Source records
----

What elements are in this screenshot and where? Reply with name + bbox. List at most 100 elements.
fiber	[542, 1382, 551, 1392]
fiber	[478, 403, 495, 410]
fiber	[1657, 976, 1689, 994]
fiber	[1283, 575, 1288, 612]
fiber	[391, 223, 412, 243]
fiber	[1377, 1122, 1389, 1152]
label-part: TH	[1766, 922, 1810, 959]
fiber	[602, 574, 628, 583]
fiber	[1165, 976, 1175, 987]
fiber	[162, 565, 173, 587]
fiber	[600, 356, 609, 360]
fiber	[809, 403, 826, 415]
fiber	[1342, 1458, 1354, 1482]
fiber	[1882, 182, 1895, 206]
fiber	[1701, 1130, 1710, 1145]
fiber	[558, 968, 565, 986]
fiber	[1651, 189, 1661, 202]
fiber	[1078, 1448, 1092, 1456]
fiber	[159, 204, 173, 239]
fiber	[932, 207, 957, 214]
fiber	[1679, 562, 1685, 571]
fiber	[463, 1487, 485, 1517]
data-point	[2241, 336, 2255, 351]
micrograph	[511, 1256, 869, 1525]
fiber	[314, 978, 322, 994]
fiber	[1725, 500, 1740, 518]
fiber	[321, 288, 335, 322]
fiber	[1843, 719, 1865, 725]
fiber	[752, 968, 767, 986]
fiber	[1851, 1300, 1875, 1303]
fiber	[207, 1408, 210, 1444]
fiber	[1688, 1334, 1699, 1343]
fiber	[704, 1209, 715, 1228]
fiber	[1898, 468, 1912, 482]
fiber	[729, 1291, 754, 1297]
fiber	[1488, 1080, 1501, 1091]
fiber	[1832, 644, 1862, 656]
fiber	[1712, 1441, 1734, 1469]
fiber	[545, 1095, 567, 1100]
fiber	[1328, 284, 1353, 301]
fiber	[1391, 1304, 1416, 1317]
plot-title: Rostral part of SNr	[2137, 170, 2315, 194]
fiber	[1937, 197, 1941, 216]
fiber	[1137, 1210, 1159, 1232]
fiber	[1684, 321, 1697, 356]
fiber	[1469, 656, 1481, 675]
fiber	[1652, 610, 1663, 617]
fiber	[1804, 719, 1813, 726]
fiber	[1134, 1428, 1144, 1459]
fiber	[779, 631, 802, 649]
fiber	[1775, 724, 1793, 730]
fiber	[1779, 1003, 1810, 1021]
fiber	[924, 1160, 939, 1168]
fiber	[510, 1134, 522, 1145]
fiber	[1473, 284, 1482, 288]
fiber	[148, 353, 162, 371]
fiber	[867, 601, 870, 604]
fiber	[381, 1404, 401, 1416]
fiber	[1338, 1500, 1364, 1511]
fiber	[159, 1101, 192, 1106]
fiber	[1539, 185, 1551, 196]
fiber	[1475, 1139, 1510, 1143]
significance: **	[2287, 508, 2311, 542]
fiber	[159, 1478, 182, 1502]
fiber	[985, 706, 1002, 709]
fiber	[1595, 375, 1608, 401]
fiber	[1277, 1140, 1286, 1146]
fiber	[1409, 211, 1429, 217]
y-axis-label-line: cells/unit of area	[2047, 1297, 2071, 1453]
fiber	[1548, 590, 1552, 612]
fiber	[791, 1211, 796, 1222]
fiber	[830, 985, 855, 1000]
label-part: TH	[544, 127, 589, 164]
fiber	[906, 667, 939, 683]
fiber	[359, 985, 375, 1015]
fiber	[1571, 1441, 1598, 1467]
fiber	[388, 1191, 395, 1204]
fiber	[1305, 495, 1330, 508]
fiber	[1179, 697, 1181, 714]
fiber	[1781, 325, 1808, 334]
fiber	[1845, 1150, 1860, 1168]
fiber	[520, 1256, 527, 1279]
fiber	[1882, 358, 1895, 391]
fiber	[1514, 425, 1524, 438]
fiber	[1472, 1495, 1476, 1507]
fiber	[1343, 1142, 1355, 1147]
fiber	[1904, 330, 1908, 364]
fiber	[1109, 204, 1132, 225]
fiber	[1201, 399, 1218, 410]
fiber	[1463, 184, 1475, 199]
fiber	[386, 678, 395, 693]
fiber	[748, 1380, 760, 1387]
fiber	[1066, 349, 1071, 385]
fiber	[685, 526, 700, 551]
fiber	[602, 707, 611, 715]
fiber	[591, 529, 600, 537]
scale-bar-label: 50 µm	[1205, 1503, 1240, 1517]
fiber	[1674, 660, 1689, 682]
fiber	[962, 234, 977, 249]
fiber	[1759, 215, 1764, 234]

----

Brief:
Note every line of the records that holds the word "part", and copy it.

Written reply:
label-part: TH	[1766, 922, 1810, 959]
plot-title: Rostral part of SNr	[2137, 170, 2315, 194]
label-part: TH	[544, 127, 589, 164]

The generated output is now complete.